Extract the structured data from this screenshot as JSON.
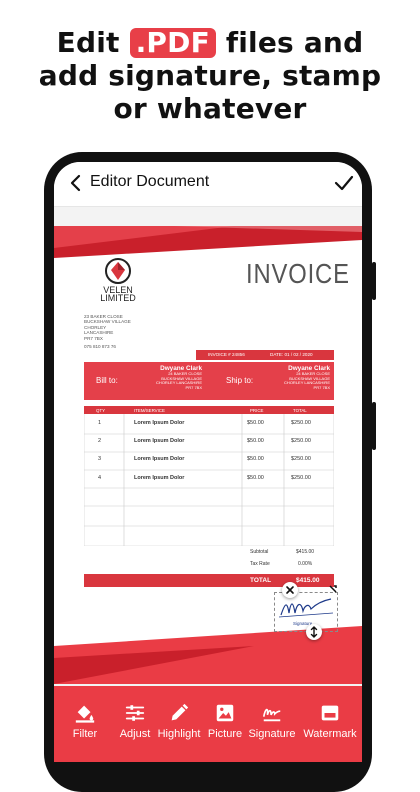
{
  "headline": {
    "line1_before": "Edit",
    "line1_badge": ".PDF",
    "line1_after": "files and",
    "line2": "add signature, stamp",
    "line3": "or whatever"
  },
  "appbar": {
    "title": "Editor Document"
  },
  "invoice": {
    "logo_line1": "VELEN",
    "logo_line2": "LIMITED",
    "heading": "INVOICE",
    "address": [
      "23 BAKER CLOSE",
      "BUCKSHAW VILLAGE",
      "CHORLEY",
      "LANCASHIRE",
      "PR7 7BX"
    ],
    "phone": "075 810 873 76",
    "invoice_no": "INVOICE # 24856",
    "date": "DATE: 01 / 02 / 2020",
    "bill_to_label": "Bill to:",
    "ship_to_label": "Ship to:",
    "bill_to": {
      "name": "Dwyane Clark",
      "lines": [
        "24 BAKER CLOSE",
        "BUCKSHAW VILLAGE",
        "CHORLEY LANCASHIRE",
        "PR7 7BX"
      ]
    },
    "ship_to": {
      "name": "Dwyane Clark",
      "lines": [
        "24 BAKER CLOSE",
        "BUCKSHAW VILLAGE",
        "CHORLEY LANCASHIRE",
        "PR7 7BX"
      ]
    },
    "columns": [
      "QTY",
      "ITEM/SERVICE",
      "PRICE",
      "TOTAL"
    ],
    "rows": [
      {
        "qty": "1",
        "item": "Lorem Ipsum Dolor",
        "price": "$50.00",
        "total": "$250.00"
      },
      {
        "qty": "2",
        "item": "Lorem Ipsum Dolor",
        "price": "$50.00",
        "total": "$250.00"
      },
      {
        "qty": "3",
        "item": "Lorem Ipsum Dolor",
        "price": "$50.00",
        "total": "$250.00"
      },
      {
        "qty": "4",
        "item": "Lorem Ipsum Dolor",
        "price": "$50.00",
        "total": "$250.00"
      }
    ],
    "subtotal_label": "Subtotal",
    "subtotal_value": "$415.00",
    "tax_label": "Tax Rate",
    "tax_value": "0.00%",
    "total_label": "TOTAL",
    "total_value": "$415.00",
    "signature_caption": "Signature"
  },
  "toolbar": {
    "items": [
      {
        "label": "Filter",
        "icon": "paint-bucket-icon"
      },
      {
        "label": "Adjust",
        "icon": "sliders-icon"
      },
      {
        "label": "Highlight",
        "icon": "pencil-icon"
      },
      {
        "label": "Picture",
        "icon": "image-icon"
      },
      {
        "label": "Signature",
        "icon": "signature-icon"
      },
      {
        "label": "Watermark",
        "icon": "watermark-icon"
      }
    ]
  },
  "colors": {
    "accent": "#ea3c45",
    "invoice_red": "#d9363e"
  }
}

> **What to do**
Your copy should match the entries exactly, minus the pictures.

> **Result of the task**
Extract the structured data from this screenshot as JSON.
{
  "headline": {
    "line1_before": "Edit",
    "line1_badge": ".PDF",
    "line1_after": "files and",
    "line2": "add signature, stamp",
    "line3": "or whatever"
  },
  "appbar": {
    "title": "Editor Document"
  },
  "invoice": {
    "logo_line1": "VELEN",
    "logo_line2": "LIMITED",
    "heading": "INVOICE",
    "address": [
      "23 BAKER CLOSE",
      "BUCKSHAW VILLAGE",
      "CHORLEY",
      "LANCASHIRE",
      "PR7 7BX"
    ],
    "phone": "075 810 873 76",
    "invoice_no": "INVOICE # 24856",
    "date": "DATE: 01 / 02 / 2020",
    "bill_to_label": "Bill to:",
    "ship_to_label": "Ship to:",
    "bill_to": {
      "name": "Dwyane Clark",
      "lines": [
        "24 BAKER CLOSE",
        "BUCKSHAW VILLAGE",
        "CHORLEY LANCASHIRE",
        "PR7 7BX"
      ]
    },
    "ship_to": {
      "name": "Dwyane Clark",
      "lines": [
        "24 BAKER CLOSE",
        "BUCKSHAW VILLAGE",
        "CHORLEY LANCASHIRE",
        "PR7 7BX"
      ]
    },
    "columns": [
      "QTY",
      "ITEM/SERVICE",
      "PRICE",
      "TOTAL"
    ],
    "rows": [
      {
        "qty": "1",
        "item": "Lorem Ipsum Dolor",
        "price": "$50.00",
        "total": "$250.00"
      },
      {
        "qty": "2",
        "item": "Lorem Ipsum Dolor",
        "price": "$50.00",
        "total": "$250.00"
      },
      {
        "qty": "3",
        "item": "Lorem Ipsum Dolor",
        "price": "$50.00",
        "total": "$250.00"
      },
      {
        "qty": "4",
        "item": "Lorem Ipsum Dolor",
        "price": "$50.00",
        "total": "$250.00"
      }
    ],
    "subtotal_label": "Subtotal",
    "subtotal_value": "$415.00",
    "tax_label": "Tax Rate",
    "tax_value": "0.00%",
    "total_label": "TOTAL",
    "total_value": "$415.00",
    "signature_caption": "Signature"
  },
  "toolbar": {
    "items": [
      {
        "label": "Filter",
        "icon": "paint-bucket-icon"
      },
      {
        "label": "Adjust",
        "icon": "sliders-icon"
      },
      {
        "label": "Highlight",
        "icon": "pencil-icon"
      },
      {
        "label": "Picture",
        "icon": "image-icon"
      },
      {
        "label": "Signature",
        "icon": "signature-icon"
      },
      {
        "label": "Watermark",
        "icon": "watermark-icon"
      }
    ]
  },
  "colors": {
    "accent": "#ea3c45",
    "invoice_red": "#d9363e"
  }
}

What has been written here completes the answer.